Each entry has to be copied exactly, with nothing missed.

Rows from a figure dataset
-- begin --

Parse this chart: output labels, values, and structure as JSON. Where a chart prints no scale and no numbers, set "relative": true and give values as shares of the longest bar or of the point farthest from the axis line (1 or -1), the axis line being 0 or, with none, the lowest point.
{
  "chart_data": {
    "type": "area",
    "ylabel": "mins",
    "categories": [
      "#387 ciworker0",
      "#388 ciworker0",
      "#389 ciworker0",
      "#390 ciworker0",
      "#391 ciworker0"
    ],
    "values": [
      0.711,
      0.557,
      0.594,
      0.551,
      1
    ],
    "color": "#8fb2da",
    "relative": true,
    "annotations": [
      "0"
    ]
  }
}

-- end --

[Answer to this problem]:
Parse this chart: output labels, values, and structure as JSON. Where a chart prints no scale and no numbers, set "relative": true and give values as shares of the longest bar or of the point farthest from the axis line (1 or -1), the axis line being 0 or, with none, the lowest point.
{
  "chart_data": {
    "type": "area",
    "ylabel": "mins",
    "categories": [
      "#387 ciworker0",
      "#388 ciworker0",
      "#389 ciworker0",
      "#390 ciworker0",
      "#391 ciworker0"
    ],
    "values": [
      0.711,
      0.557,
      0.594,
      0.551,
      1
    ],
    "color": "#8fb2da",
    "relative": true,
    "annotations": [
      "0"
    ]
  }
}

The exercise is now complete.